(Stored data)
+--
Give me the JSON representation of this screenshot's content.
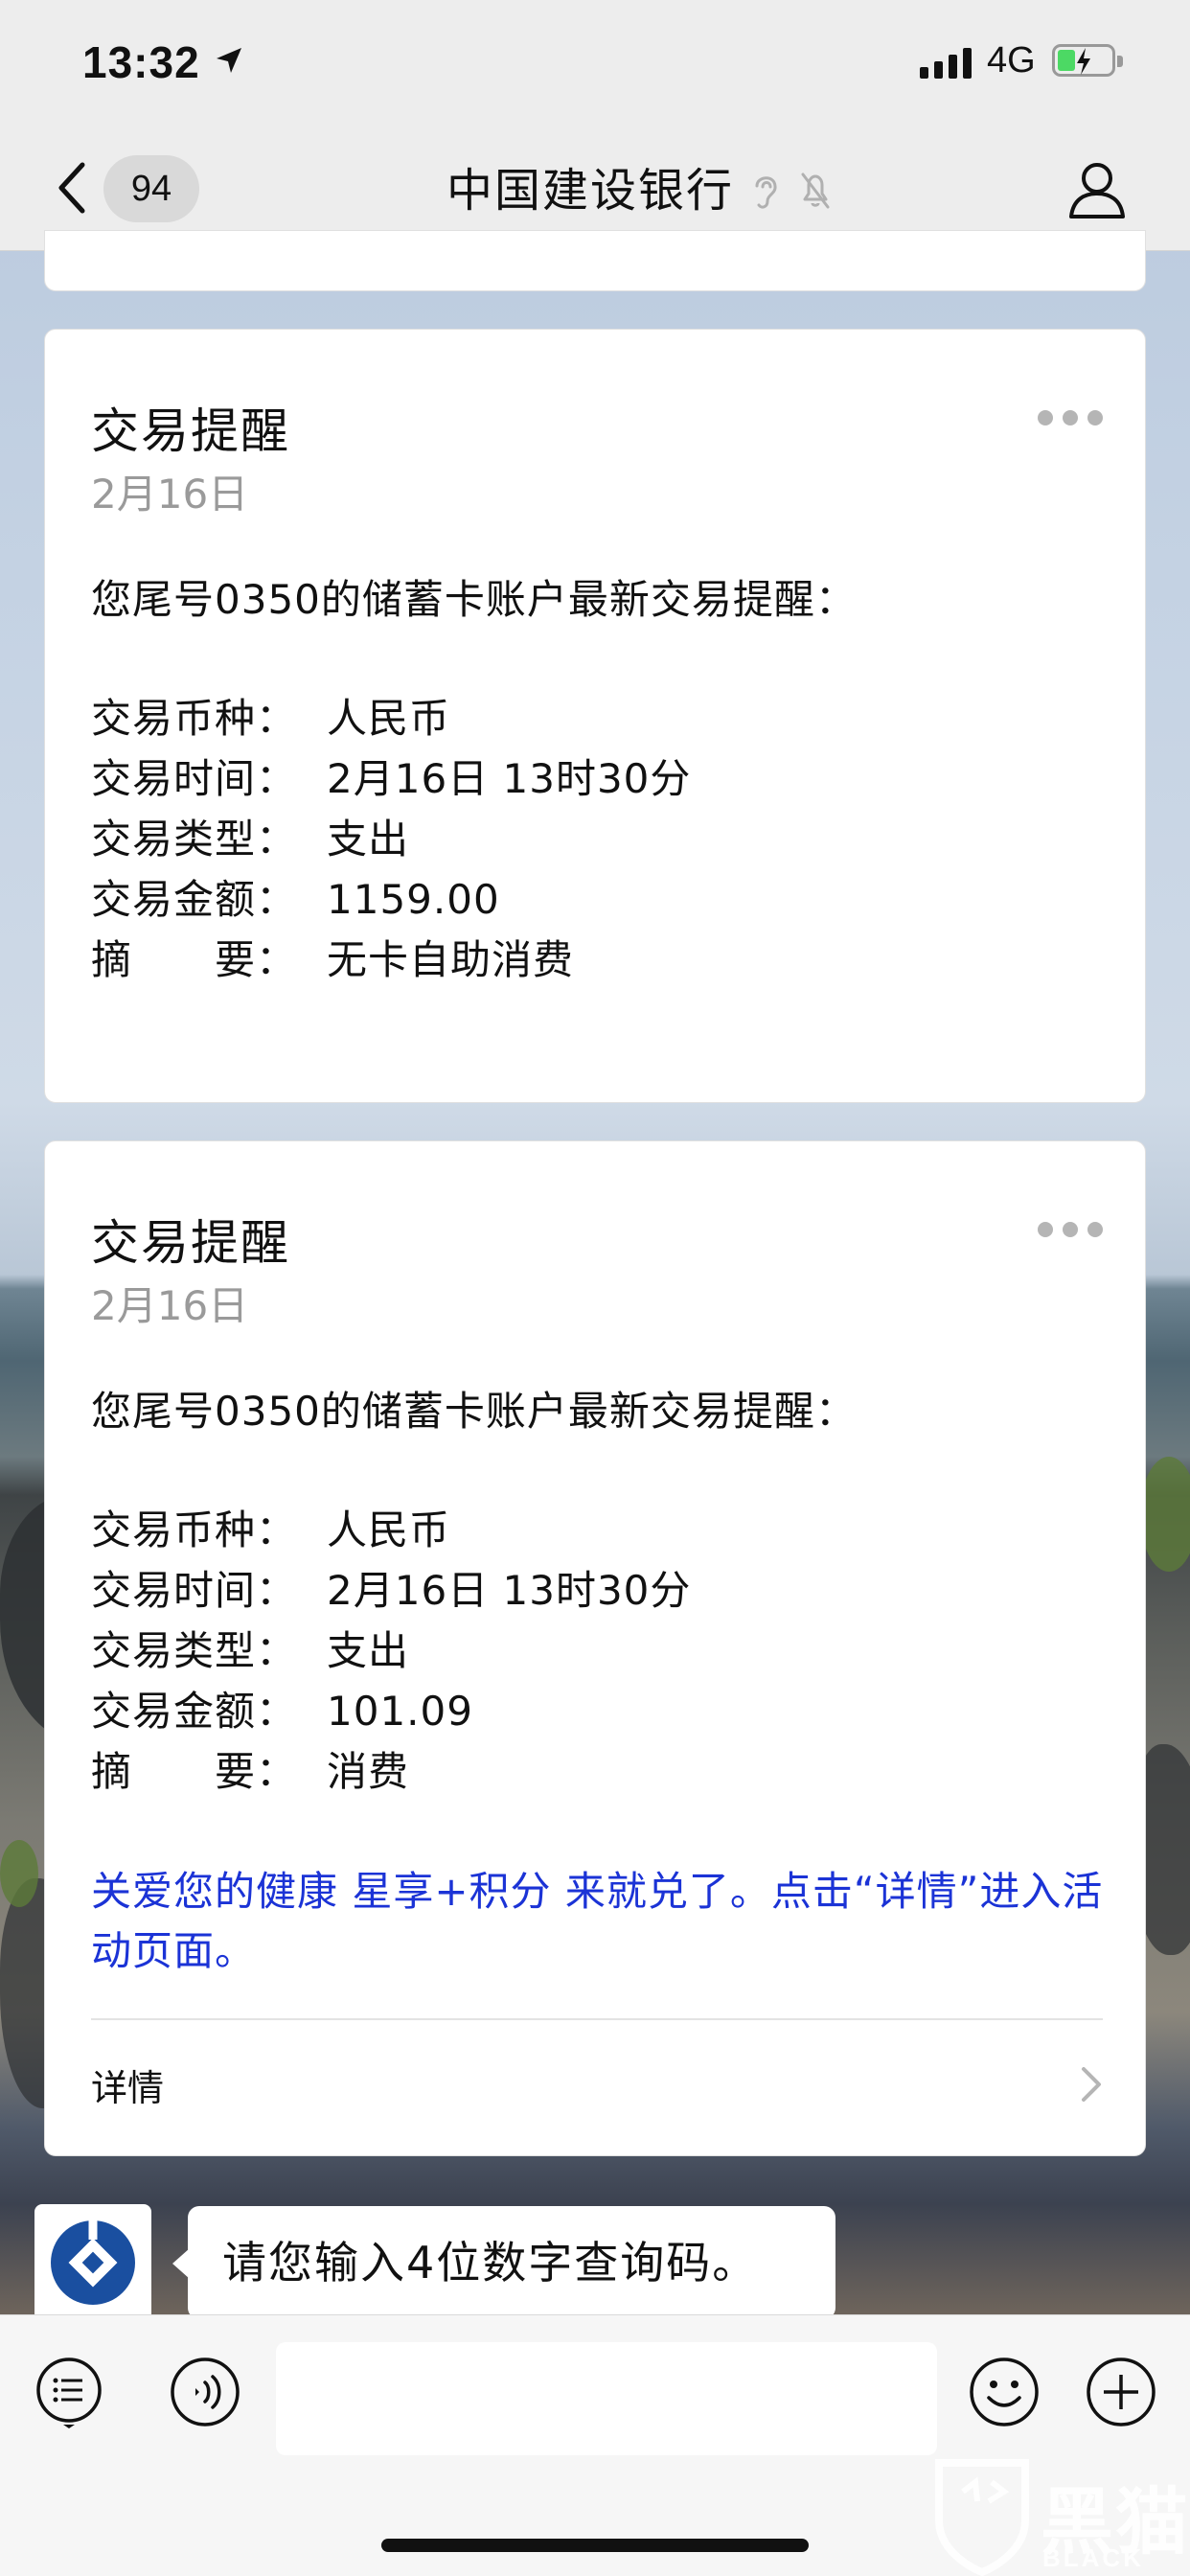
{
  "status_bar": {
    "time": "13:32",
    "network": "4G"
  },
  "nav": {
    "unread_count": "94",
    "title": "中国建设银行"
  },
  "messages": [
    {
      "title": "交易提醒",
      "date": "2月16日",
      "intro": "您尾号0350的储蓄卡账户最新交易提醒：",
      "fields": [
        {
          "label": "交易币种：",
          "value": "人民币"
        },
        {
          "label": "交易时间：",
          "value": "2月16日 13时30分"
        },
        {
          "label": "交易类型：",
          "value": "支出"
        },
        {
          "label": "交易金额：",
          "value": "1159.00"
        },
        {
          "label": "摘　　要：",
          "value": "无卡自助消费"
        }
      ]
    },
    {
      "title": "交易提醒",
      "date": "2月16日",
      "intro": "您尾号0350的储蓄卡账户最新交易提醒：",
      "fields": [
        {
          "label": "交易币种：",
          "value": "人民币"
        },
        {
          "label": "交易时间：",
          "value": "2月16日 13时30分"
        },
        {
          "label": "交易类型：",
          "value": "支出"
        },
        {
          "label": "交易金额：",
          "value": "101.09"
        },
        {
          "label": "摘　　要：",
          "value": "消费"
        }
      ],
      "promo": "关爱您的健康 星享+积分 来就兑了。点击“详情”进入活动页面。",
      "detail_label": "详情"
    }
  ],
  "bot_message": "请您输入4位数字查询码。",
  "watermark": {
    "cn": "黑猫",
    "en": "BLACK CAT"
  },
  "colors": {
    "promo_link": "#1b33d6",
    "ccb_blue": "#1a4fa0"
  }
}
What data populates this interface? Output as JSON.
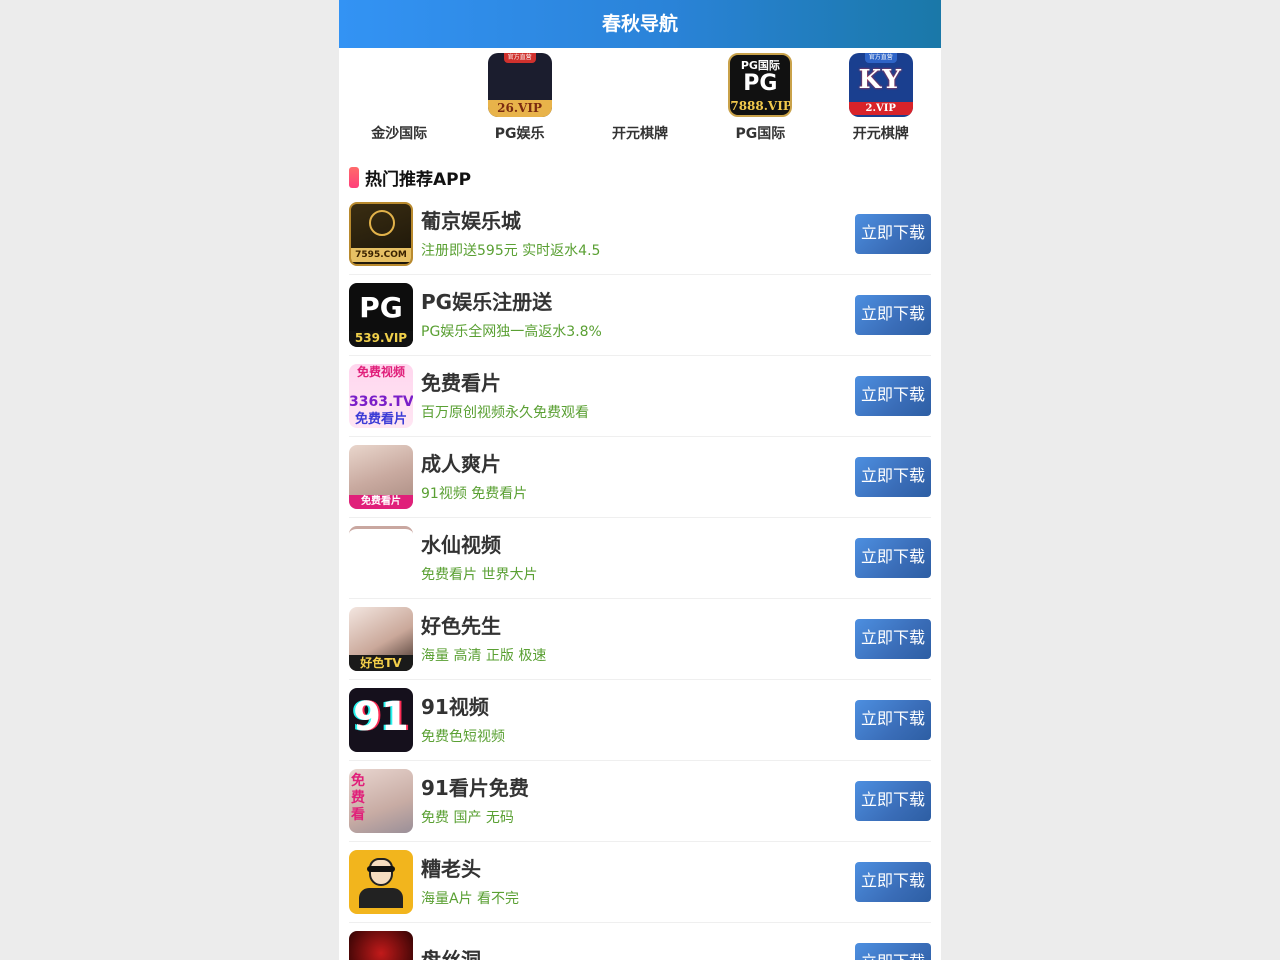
{
  "header": {
    "title": "春秋导航"
  },
  "top_apps": [
    {
      "label": "金沙国际",
      "icon": "blank-icon"
    },
    {
      "label": "PG娱乐",
      "icon": "pg-26vip-icon",
      "badge": "官方直营",
      "tag": "26.VIP"
    },
    {
      "label": "开元棋牌",
      "icon": "blank-icon"
    },
    {
      "label": "PG国际",
      "icon": "pg-intl-icon",
      "brand": "PG国际",
      "logo": "PG",
      "tag": "7888.VIP"
    },
    {
      "label": "开元棋牌",
      "icon": "ky-icon",
      "badge": "官方直营",
      "logo": "KY",
      "tag": "2.VIP"
    }
  ],
  "section": {
    "title": "热门推荐APP"
  },
  "apps": [
    {
      "name": "葡京娱乐城",
      "desc": "注册即送595元 实时返水4.5",
      "button": "立即下载",
      "icon": "pujing-icon",
      "icon_text": "7595.COM"
    },
    {
      "name": "PG娱乐注册送",
      "desc": "PG娱乐全网独一高返水3.8%",
      "button": "立即下载",
      "icon": "pg-539-icon",
      "icon_text": "539.VIP",
      "icon_logo": "PG"
    },
    {
      "name": "免费看片",
      "desc": "百万原创视频永久免费观看",
      "button": "立即下载",
      "icon": "free-video-icon",
      "icon_text": "3363.TV",
      "icon_top": "免费视频",
      "icon_bottom": "免费看片"
    },
    {
      "name": "成人爽片",
      "desc": "91视频 免费看片",
      "button": "立即下载",
      "icon": "adult-video-icon",
      "icon_text": "免费看片"
    },
    {
      "name": "水仙视频",
      "desc": "免费看片 世界大片",
      "button": "立即下载",
      "icon": "blank-icon"
    },
    {
      "name": "好色先生",
      "desc": "海量 高清 正版 极速",
      "button": "立即下载",
      "icon": "haose-tv-icon",
      "icon_text": "好色TV"
    },
    {
      "name": "91视频",
      "desc": "免费色短视频",
      "button": "立即下载",
      "icon": "91-icon",
      "icon_text": "91"
    },
    {
      "name": "91看片免费",
      "desc": "免费 国产 无码",
      "button": "立即下载",
      "icon": "91-free-icon",
      "icon_text": "免费看"
    },
    {
      "name": "糟老头",
      "desc": "海量A片 看不完",
      "button": "立即下载",
      "icon": "old-man-icon"
    },
    {
      "name": "盘丝洞",
      "desc": "",
      "button": "立即下载",
      "icon": "pansidong-icon"
    }
  ],
  "colors": {
    "header_start": "#3393f4",
    "header_end": "#1a78a8",
    "desc_green": "#5aa033",
    "button_blue": "#3a6db8"
  }
}
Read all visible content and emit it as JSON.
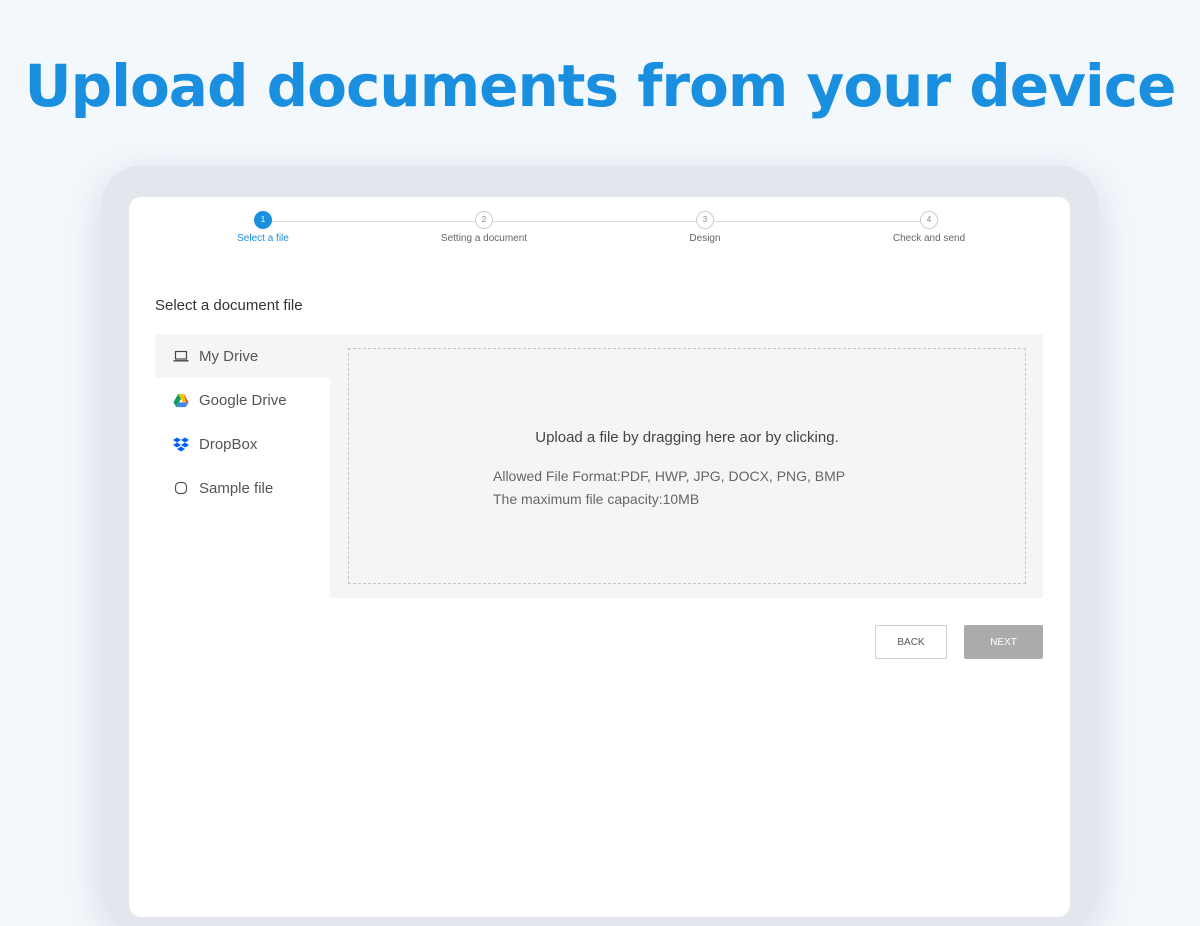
{
  "headline": "Upload documents from your device",
  "colors": {
    "accent": "#1a8fe0",
    "background": "#f3f8fc",
    "device_frame": "#e3e6ec",
    "next_disabled": "#ababab"
  },
  "stepper": {
    "steps": [
      {
        "number": "1",
        "label": "Select a file",
        "active": true
      },
      {
        "number": "2",
        "label": "Setting a document",
        "active": false
      },
      {
        "number": "3",
        "label": "Design",
        "active": false
      },
      {
        "number": "4",
        "label": "Check and send",
        "active": false
      }
    ]
  },
  "section_title": "Select a document file",
  "sources": [
    {
      "label": "My Drive",
      "icon": "laptop-icon",
      "selected": true
    },
    {
      "label": "Google Drive",
      "icon": "google-drive-icon",
      "selected": false
    },
    {
      "label": "DropBox",
      "icon": "dropbox-icon",
      "selected": false
    },
    {
      "label": "Sample file",
      "icon": "sample-file-icon",
      "selected": false
    }
  ],
  "dropzone": {
    "main_text": "Upload a file by dragging here aor by clicking.",
    "allowed_formats": "Allowed File Format:PDF, HWP, JPG, DOCX, PNG, BMP",
    "max_capacity": "The maximum file capacity:10MB"
  },
  "buttons": {
    "back_label": "BACK",
    "next_label": "NEXT"
  }
}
+--
TASK BRIEF
Scan the entries above for the word "content" and collect each line holding it.

RESULT FOR THIS TASK
Give me the JSON representation of this screenshot's content.
Read all visible content and emit it as JSON.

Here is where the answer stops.